Start of READING PASSAGE
Transfer of patients being treated with oral corticosteroids.

Because of the possibility of impaired adrenal response, patients transferring from oral steroid therapy to inhaled fluticasone propionate should be treated with special care and adrenocortical function regularly monitored.
Following introduction of inhaled fluticasone propionate, withdrawal of systemic therapy should be gradual and patients whose adrenocortical function is still impaired should carry a steroid warning card indicating that they may need supplementary systemic steroid during periods of stress, e.g. worsening asthma attacks, chest infections, major intercurrent illness, surgery, trauma, etc.
In rare cases inhaled therapy may unmask underlying eosinophilic conditions (e.g. Churg-Strauss syndrome). These cases have usually been associated with reduction or withdrawal of oral corticosteroid therapy. A direct causal relationship has not been established.
Similarly, replacement of systemic steroid treatment with inhaled therapy sometimes unmasks allergies such as allergic rhinitis or eczema previously controlled by the systemic drug. These allergies should be symptomatically treated with antihistamine and/or topical preparations, including topical steroids.

Use in the elderly.

There are no special precautions for use in the elderly.

Paediatric use.

The growth of paediatric patients receiving corticosteroids, including fluticasone propionate, should be monitored. The potential growth effects of prolonged treatment should be weighed against the clinical benefits obtained.
In children taking recommended doses of inhaled fluticasone propionate, adrenal function and adrenal reserve usually remain within the normal range. However, the possible effects of previous or intermittent treatment with oral steroids should not be discounted. Nevertheless, the benefits of inhaled fluticasone propionate should minimise the need for oral steroids.
End of READING PASSAGE
INSTRUCTIONS TO FOLLOW: Please answer from the fluticasone propionate text: what should patients whose adrenocortical function is still impaired carry?
Start of DATA PROVIDED
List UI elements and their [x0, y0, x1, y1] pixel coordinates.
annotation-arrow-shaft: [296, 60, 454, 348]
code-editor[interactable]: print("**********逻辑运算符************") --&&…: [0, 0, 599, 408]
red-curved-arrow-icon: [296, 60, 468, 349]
End of DATA PROVIDED
ANSWER TO THE EXERCISE: A steroid warning card indicating that they may need supplementary systemic steroid during periods of stress.